Given request: Wherever the string "image" shows up in a line, count that line. Give the total alone.

______________________________

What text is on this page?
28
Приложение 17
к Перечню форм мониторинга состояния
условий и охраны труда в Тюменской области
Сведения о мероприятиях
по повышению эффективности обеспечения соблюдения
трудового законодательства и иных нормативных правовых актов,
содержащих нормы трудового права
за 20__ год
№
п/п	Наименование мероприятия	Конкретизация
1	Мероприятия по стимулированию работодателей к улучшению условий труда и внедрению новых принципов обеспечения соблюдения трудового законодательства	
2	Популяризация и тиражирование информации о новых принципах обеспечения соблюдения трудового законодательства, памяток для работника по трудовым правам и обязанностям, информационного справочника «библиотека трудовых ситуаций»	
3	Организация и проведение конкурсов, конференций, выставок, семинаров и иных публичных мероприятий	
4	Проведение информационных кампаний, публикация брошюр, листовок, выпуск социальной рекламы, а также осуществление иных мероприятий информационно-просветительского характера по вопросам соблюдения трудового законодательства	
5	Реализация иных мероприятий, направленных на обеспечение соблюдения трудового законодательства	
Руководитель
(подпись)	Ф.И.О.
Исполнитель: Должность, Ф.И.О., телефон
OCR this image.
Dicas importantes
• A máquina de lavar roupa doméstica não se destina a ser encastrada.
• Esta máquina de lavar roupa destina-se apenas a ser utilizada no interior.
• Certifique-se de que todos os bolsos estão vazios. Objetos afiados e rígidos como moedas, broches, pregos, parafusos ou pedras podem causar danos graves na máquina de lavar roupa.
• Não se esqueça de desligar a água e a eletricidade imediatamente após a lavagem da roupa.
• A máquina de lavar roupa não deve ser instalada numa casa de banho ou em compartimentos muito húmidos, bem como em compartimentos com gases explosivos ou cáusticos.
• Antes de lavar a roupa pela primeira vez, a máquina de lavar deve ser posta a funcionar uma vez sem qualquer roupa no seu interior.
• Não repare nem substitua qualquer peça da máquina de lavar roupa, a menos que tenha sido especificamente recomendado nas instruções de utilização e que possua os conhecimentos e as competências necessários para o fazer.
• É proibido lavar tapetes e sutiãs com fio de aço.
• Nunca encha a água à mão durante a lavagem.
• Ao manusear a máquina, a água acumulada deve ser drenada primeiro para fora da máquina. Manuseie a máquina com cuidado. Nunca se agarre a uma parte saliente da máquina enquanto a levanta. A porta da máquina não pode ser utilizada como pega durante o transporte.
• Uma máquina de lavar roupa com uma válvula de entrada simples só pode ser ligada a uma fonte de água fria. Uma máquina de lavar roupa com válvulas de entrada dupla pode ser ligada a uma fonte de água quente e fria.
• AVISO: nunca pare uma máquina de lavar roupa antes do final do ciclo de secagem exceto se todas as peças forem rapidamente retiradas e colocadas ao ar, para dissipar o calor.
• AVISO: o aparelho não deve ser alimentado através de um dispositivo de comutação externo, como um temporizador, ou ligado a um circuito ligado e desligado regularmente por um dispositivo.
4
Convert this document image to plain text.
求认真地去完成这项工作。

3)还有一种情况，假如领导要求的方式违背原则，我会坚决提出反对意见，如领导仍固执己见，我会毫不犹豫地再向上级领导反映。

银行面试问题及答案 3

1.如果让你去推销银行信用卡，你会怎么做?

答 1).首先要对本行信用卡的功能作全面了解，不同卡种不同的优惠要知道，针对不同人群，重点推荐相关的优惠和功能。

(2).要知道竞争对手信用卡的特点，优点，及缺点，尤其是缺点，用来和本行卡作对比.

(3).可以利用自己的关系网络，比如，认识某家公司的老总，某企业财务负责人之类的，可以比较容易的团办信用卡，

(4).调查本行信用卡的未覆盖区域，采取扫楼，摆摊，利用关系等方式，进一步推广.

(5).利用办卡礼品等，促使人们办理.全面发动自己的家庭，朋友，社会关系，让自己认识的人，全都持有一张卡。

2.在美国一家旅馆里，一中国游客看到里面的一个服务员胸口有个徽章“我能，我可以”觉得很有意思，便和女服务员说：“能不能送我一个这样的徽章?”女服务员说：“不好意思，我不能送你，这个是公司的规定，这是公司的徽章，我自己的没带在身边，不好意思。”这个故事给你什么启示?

______________________________

Response for this exercise: 2